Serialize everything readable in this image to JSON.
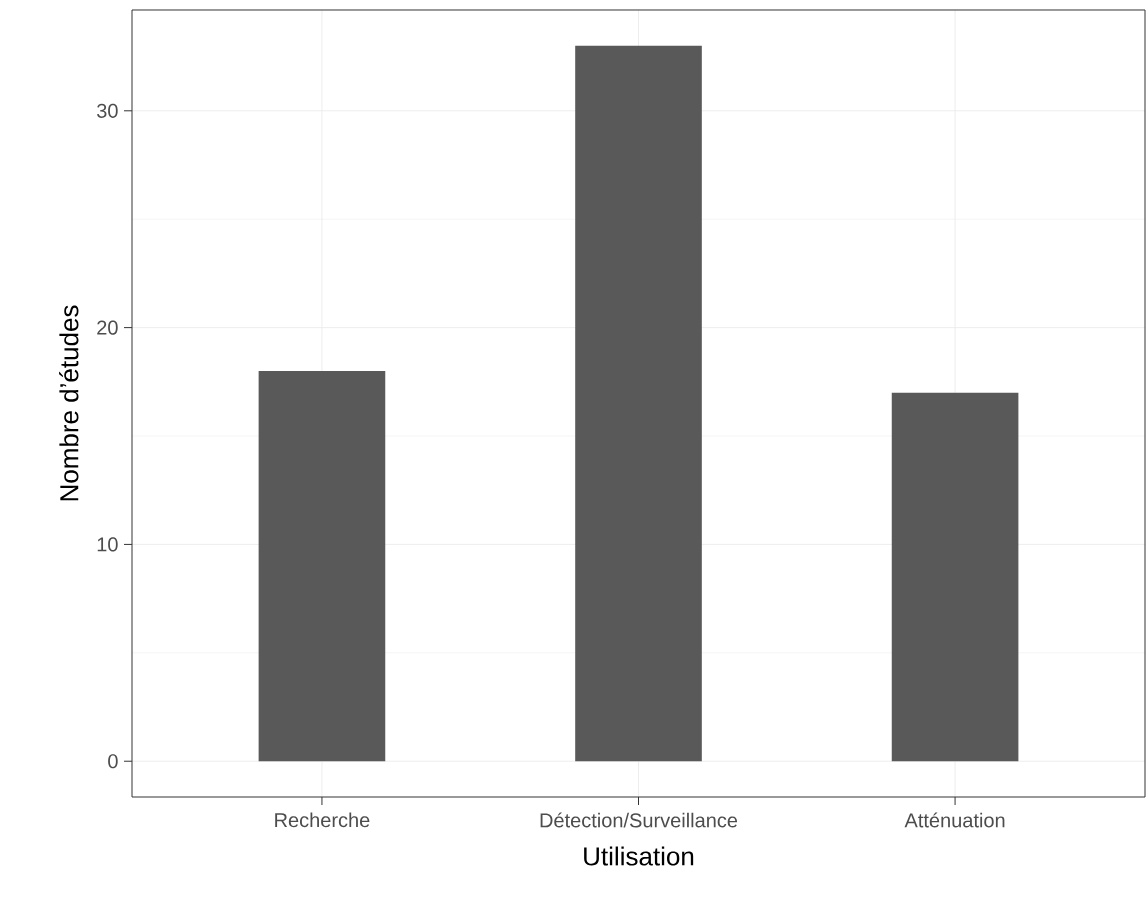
{
  "chart_data": {
    "type": "bar",
    "xlabel": "Utilisation",
    "ylabel": "Nombre d’études",
    "categories": [
      "Recherche",
      "Détection/Surveillance",
      "Atténuation"
    ],
    "values": [
      18,
      33,
      17
    ],
    "color": "#595959",
    "ylim": [
      -1.65,
      34.65
    ],
    "yticks": [
      0,
      10,
      20,
      30
    ],
    "grid": true
  }
}
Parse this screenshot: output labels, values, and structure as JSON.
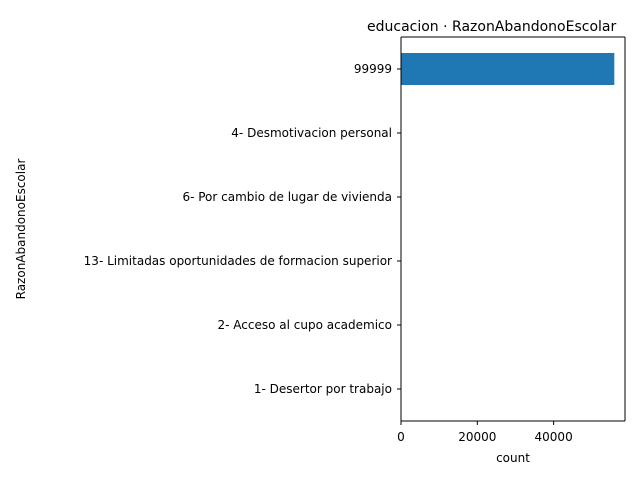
{
  "chart_data": {
    "type": "bar",
    "orientation": "horizontal",
    "title": "educacion · RazonAbandonoEscolar",
    "xlabel": "count",
    "ylabel": "RazonAbandonoEscolar",
    "categories": [
      "99999",
      "4- Desmotivacion personal",
      "6- Por cambio de lugar de vivienda",
      "13- Limitadas oportunidades de formacion superior",
      "2- Acceso al cupo academico",
      "1- Desertor por trabajo"
    ],
    "values": [
      55900,
      90,
      60,
      40,
      30,
      20
    ],
    "xlim": [
      0,
      58700
    ],
    "xticks": [
      0,
      20000,
      40000
    ],
    "xtick_labels": [
      "0",
      "20000",
      "40000"
    ],
    "bar_color": "#1f77b4",
    "grid": false,
    "legend": "none"
  }
}
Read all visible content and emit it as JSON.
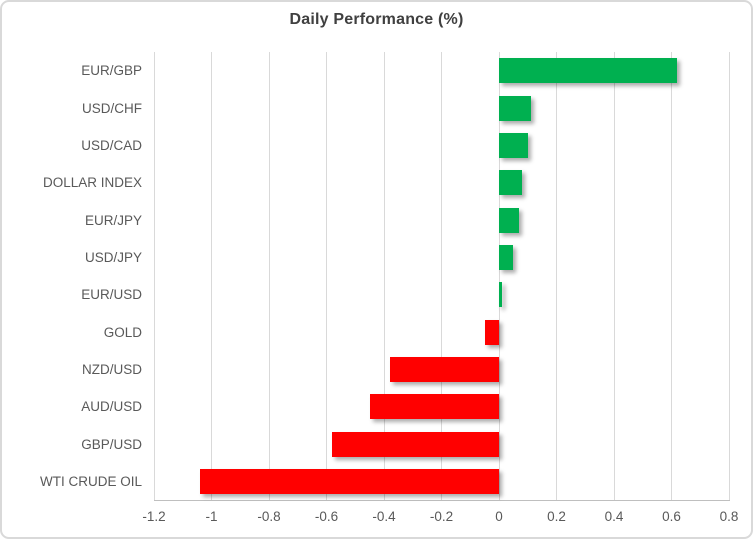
{
  "chart_data": {
    "type": "bar",
    "orientation": "horizontal",
    "title": "Daily Performance (%)",
    "categories": [
      "EUR/GBP",
      "USD/CHF",
      "USD/CAD",
      "DOLLAR INDEX",
      "EUR/JPY",
      "USD/JPY",
      "EUR/USD",
      "GOLD",
      "NZD/USD",
      "AUD/USD",
      "GBP/USD",
      "WTI CRUDE OIL"
    ],
    "values": [
      0.62,
      0.11,
      0.1,
      0.08,
      0.07,
      0.05,
      0.01,
      -0.05,
      -0.38,
      -0.45,
      -0.58,
      -1.04
    ],
    "xlabel": "",
    "ylabel": "",
    "xlim": [
      -1.2,
      0.8
    ],
    "x_ticks": [
      "-1.2",
      "-1",
      "-0.8",
      "-0.6",
      "-0.4",
      "-0.2",
      "0",
      "0.2",
      "0.4",
      "0.6",
      "0.8"
    ],
    "x_tick_values": [
      -1.2,
      -1.0,
      -0.8,
      -0.6,
      -0.4,
      -0.2,
      0,
      0.2,
      0.4,
      0.6,
      0.8
    ],
    "grid": true,
    "legend": false,
    "positive_color": "#00B050",
    "negative_color": "#FF0000",
    "gridline_color": "#D9D9D9",
    "label_color": "#595959",
    "title_color": "#404040"
  }
}
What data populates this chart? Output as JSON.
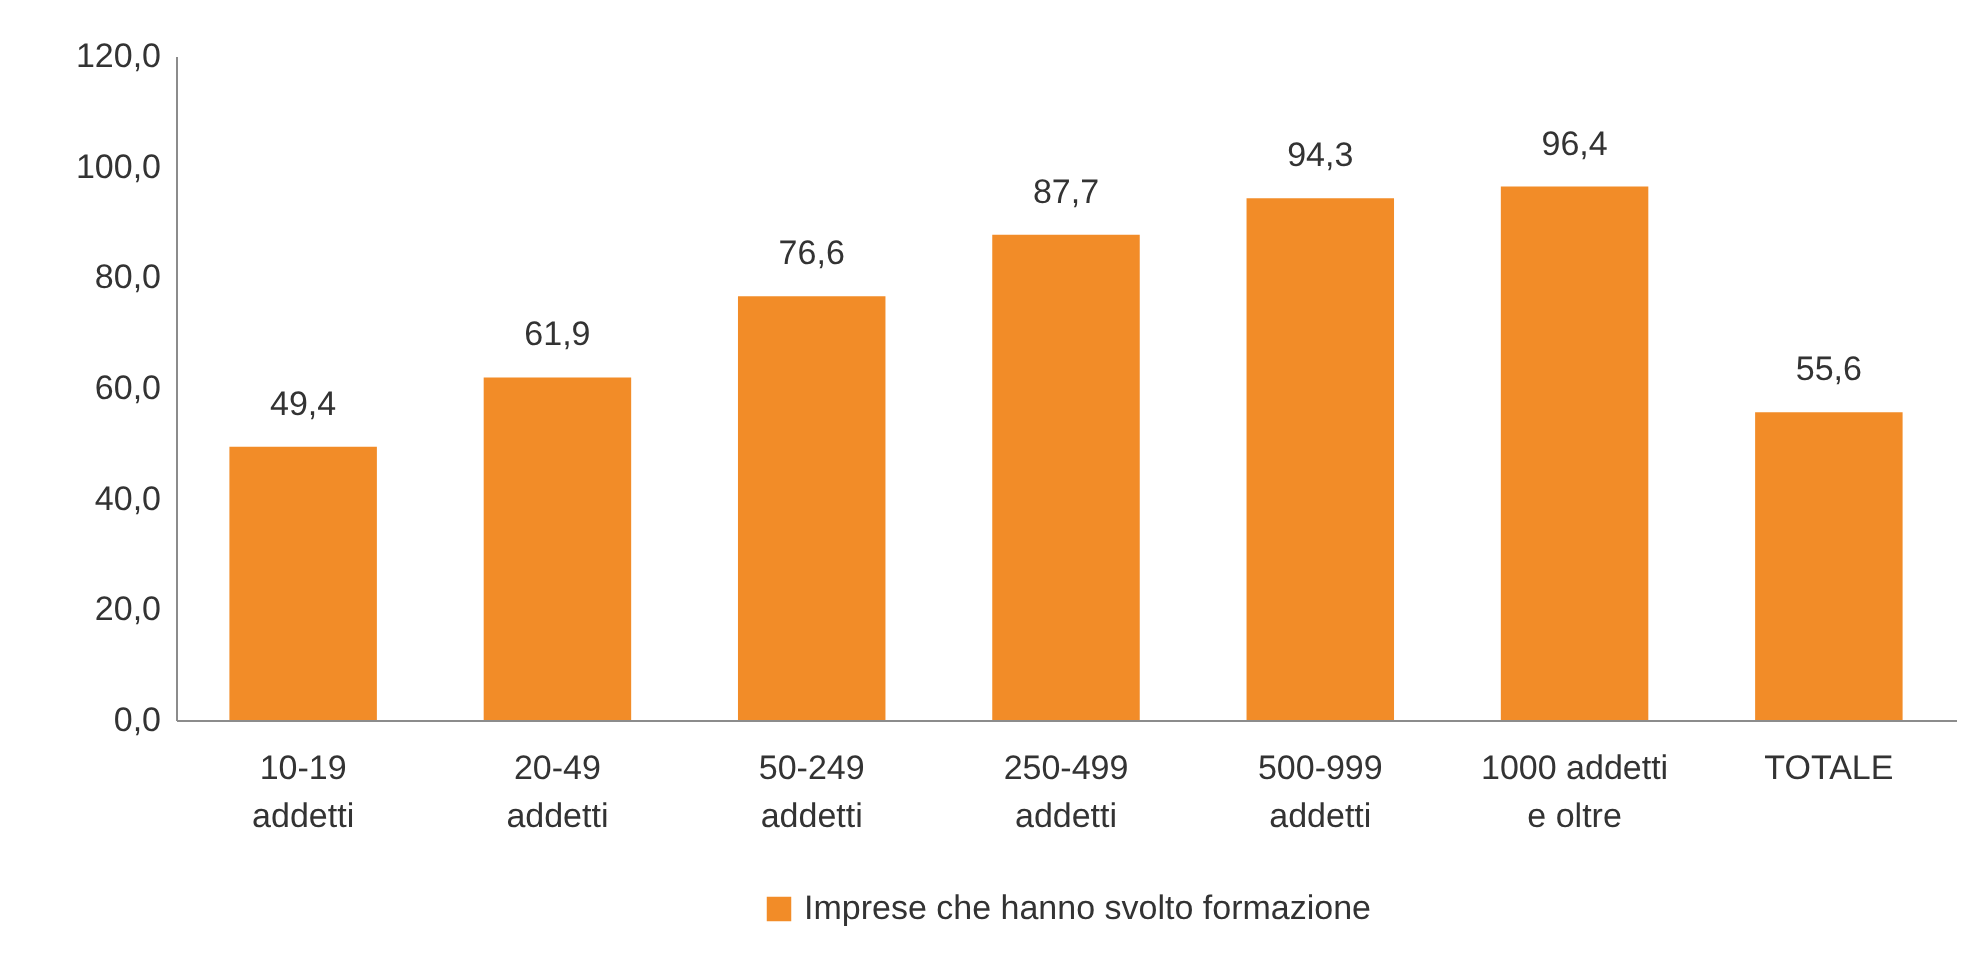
{
  "chart_data": {
    "type": "bar",
    "categories": [
      "10-19 addetti",
      "20-49 addetti",
      "50-249 addetti",
      "250-499 addetti",
      "500-999 addetti",
      "1000 addetti e oltre",
      "TOTALE"
    ],
    "series": [
      {
        "name": "Imprese che hanno svolto formazione",
        "color": "#f28c28",
        "values": [
          49.4,
          61.9,
          76.6,
          87.7,
          94.3,
          96.4,
          55.6
        ],
        "value_labels": [
          "49,4",
          "61,9",
          "76,6",
          "87,7",
          "94,3",
          "96,4",
          "55,6"
        ]
      }
    ],
    "ylim": [
      0,
      120
    ],
    "yticks": [
      {
        "value": 0,
        "label": "0,0"
      },
      {
        "value": 20,
        "label": "20,0"
      },
      {
        "value": 40,
        "label": "40,0"
      },
      {
        "value": 60,
        "label": "60,0"
      },
      {
        "value": 80,
        "label": "80,0"
      },
      {
        "value": 100,
        "label": "100,0"
      },
      {
        "value": 120,
        "label": "120,0"
      }
    ],
    "legend": "bottom"
  }
}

============

Given instruction » Only lines that contain the word "legend" are wanted; copy each of them.

The answer »
    "legend": "none"
    "legend": false,
    "legend": "bottom"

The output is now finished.